Requirement: Report how many lines of the listing below include the word "What". Give nothing but the number.

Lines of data
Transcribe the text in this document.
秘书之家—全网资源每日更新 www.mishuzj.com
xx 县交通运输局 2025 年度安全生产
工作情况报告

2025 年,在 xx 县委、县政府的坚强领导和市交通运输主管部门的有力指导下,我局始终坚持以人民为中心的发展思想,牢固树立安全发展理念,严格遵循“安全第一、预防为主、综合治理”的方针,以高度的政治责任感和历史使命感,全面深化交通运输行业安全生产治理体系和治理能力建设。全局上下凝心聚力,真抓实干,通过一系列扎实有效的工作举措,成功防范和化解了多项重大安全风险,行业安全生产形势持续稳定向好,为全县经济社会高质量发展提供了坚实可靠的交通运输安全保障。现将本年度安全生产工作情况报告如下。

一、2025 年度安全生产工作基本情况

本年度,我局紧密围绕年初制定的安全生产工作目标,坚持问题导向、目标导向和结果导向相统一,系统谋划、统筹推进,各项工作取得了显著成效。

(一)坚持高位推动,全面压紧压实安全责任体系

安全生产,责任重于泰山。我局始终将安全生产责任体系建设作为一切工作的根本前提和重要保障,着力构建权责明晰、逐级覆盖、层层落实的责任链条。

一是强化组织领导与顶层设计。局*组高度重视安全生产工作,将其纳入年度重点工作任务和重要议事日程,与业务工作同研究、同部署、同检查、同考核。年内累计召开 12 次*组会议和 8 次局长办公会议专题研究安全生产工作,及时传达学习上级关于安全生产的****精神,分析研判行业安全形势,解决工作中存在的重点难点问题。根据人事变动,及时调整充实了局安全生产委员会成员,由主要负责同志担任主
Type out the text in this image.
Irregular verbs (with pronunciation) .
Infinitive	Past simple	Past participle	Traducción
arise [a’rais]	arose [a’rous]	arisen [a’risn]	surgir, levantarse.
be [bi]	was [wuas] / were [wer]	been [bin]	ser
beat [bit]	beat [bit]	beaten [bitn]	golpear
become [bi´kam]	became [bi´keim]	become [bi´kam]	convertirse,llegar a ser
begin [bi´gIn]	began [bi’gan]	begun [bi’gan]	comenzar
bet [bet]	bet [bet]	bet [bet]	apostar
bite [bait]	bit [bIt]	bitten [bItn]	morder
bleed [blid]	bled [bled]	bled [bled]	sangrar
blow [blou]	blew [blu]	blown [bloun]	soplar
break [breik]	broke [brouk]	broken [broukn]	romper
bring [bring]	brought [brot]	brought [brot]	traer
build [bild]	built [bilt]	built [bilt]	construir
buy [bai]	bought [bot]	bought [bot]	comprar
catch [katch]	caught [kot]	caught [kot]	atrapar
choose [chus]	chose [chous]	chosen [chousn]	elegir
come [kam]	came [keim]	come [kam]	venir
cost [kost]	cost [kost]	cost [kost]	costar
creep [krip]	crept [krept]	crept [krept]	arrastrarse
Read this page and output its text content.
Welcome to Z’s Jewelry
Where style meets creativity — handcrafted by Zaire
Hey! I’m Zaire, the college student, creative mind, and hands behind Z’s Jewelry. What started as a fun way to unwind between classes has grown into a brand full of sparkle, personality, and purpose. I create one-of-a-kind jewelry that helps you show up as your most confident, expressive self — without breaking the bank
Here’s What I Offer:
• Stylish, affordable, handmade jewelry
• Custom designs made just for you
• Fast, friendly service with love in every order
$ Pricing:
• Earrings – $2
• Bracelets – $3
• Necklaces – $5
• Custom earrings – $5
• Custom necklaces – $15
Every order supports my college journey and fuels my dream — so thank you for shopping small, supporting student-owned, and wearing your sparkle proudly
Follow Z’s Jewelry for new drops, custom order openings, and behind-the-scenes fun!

Task response: 2